**Short exercise**
Find all lines in the records that include the word "Fescue", and copy them out.

Rows from a figure dataset
········

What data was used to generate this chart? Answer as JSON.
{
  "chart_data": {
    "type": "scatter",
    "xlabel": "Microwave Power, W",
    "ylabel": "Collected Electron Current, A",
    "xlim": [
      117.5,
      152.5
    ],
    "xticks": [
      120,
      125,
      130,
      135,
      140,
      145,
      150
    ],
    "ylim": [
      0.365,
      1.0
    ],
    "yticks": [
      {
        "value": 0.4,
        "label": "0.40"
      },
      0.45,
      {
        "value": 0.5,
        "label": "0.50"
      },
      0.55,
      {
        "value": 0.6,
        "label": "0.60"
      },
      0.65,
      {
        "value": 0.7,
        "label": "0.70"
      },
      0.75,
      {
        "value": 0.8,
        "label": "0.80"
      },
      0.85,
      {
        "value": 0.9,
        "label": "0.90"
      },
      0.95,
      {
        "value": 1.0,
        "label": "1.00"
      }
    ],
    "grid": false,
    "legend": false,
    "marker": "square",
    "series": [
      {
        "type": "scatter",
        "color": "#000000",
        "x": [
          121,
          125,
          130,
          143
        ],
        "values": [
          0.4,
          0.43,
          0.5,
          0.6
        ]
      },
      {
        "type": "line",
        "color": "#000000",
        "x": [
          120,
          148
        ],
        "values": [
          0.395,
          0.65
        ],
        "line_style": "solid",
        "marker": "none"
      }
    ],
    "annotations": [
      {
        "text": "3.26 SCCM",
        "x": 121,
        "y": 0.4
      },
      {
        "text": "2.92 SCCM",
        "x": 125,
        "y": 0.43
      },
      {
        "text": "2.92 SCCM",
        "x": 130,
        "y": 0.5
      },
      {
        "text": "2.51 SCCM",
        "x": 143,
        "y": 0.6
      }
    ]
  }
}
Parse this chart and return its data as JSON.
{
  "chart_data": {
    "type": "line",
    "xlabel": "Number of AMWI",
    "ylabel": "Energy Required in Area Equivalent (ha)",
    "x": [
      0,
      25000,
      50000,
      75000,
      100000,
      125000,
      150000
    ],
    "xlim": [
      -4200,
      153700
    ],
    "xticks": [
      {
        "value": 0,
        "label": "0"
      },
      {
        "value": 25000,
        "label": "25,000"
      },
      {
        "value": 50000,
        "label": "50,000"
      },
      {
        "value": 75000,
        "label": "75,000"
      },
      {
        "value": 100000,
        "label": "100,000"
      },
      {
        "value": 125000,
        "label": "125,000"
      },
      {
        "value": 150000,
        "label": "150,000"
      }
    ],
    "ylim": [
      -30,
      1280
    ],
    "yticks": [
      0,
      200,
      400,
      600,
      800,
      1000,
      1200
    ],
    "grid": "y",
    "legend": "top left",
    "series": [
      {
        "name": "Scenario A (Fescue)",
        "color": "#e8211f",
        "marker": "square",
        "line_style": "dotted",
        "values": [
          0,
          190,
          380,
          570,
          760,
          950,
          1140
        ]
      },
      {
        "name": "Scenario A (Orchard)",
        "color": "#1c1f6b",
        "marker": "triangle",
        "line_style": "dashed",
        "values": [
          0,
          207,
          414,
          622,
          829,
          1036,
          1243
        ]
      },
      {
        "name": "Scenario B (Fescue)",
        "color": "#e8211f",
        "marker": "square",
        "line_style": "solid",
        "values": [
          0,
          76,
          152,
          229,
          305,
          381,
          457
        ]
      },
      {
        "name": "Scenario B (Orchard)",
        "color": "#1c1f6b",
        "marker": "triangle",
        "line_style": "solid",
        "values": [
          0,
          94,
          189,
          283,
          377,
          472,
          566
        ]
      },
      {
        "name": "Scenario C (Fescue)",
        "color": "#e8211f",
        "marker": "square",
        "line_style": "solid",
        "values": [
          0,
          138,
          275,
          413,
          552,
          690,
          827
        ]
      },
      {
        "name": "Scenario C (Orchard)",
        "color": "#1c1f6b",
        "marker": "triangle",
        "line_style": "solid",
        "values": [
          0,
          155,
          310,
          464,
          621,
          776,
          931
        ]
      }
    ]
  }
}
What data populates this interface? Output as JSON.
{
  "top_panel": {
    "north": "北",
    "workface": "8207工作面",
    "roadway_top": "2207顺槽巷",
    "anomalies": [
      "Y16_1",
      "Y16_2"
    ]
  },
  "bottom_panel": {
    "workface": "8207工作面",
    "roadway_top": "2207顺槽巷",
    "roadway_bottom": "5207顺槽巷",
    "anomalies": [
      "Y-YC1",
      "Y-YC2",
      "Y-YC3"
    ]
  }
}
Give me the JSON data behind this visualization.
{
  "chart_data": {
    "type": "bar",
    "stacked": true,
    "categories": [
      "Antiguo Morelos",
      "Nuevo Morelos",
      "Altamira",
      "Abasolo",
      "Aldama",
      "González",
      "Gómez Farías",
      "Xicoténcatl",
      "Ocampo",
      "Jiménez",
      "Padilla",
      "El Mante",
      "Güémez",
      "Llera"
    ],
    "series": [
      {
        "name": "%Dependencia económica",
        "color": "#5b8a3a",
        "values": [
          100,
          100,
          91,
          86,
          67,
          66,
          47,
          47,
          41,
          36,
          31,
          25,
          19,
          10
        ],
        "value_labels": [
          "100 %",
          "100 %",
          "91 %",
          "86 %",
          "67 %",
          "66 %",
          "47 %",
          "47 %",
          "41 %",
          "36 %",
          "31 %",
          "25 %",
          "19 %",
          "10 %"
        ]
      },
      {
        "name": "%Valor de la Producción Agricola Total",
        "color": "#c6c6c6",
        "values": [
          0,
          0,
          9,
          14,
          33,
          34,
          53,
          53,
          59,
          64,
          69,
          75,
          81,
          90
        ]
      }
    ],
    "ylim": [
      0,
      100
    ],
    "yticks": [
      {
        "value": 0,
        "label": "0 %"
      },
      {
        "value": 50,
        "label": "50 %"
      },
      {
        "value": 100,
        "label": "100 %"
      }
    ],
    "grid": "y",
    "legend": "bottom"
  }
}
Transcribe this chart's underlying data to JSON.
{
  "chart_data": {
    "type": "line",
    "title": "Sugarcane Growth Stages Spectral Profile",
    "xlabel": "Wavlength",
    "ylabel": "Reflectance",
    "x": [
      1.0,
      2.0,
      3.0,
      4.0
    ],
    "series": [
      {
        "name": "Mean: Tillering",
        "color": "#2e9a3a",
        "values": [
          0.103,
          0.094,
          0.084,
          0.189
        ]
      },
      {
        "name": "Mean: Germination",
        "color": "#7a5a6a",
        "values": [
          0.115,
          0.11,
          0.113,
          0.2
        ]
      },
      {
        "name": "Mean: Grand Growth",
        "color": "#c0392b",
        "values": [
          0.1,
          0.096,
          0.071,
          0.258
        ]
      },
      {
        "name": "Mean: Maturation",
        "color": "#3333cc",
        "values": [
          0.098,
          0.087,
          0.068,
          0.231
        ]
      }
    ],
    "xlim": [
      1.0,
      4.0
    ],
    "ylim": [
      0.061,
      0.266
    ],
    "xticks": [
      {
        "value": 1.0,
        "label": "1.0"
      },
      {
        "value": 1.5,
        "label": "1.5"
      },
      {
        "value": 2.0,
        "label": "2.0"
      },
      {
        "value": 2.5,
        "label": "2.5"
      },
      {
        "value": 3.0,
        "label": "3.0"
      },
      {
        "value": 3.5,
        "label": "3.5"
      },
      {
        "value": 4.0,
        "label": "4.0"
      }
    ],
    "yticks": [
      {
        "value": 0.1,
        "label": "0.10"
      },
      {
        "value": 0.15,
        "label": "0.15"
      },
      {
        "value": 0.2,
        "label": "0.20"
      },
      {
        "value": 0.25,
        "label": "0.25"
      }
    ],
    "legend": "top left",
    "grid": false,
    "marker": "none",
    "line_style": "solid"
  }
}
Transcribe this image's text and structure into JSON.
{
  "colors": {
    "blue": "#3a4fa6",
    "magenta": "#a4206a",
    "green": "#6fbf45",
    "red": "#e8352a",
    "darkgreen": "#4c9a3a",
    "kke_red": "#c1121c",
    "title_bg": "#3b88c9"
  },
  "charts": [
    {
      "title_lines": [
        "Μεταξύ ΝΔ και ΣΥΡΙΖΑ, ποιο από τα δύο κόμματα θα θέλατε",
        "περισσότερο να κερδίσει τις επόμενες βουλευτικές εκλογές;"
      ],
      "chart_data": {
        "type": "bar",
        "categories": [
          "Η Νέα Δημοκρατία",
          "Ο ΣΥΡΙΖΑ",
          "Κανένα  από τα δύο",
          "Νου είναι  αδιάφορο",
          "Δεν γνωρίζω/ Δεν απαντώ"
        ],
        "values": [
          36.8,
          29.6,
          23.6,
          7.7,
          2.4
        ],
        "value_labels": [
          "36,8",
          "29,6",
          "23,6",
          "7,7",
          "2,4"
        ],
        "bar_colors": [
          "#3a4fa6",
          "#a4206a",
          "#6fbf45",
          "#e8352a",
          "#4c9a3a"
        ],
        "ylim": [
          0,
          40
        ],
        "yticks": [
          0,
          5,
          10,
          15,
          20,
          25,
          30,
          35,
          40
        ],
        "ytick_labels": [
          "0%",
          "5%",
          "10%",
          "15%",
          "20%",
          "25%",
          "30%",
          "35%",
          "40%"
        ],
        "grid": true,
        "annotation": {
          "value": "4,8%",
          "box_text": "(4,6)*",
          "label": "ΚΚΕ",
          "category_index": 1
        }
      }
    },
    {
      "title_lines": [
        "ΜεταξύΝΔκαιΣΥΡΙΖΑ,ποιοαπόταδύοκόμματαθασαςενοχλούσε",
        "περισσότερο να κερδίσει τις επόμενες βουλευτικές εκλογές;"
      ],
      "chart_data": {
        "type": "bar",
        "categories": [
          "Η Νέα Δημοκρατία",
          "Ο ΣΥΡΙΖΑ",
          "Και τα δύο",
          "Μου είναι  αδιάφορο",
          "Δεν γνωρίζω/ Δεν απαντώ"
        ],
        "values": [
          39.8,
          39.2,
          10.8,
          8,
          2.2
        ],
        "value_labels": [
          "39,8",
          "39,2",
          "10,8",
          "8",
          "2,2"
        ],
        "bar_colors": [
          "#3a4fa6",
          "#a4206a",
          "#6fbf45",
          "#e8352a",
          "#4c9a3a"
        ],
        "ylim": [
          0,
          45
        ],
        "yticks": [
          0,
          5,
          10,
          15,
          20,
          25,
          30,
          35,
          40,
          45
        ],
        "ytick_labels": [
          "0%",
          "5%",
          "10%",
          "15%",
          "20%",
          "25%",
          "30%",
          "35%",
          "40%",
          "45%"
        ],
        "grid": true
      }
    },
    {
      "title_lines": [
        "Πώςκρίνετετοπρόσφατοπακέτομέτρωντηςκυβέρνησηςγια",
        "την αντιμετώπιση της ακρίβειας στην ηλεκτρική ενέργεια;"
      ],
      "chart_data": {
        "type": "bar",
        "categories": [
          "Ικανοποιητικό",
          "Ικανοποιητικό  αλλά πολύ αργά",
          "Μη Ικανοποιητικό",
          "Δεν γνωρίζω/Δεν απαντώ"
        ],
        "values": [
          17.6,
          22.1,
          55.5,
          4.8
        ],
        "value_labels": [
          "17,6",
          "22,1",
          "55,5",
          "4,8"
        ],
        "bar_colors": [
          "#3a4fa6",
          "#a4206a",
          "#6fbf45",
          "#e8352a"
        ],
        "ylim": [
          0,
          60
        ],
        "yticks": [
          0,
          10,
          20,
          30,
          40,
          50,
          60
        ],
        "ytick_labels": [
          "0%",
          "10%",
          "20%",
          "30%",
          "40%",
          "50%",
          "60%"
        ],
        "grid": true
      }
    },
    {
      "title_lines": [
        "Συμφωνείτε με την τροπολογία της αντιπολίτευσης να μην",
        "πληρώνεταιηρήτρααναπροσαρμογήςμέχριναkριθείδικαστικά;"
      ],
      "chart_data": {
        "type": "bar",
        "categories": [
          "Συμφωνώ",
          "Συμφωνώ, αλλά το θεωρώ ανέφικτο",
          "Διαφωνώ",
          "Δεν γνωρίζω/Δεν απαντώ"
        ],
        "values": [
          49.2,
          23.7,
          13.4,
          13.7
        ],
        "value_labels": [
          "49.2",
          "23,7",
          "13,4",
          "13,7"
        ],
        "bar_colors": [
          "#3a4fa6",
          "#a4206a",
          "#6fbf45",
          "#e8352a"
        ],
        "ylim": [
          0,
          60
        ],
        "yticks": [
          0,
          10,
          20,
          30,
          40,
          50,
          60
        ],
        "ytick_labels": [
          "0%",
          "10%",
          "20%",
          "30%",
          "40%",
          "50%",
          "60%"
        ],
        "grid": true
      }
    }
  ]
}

········

**Exercise solution**
        "name": "Scenario A (Fescue)",
        "name": "Scenario B (Fescue)",
        "name": "Scenario C (Fescue)",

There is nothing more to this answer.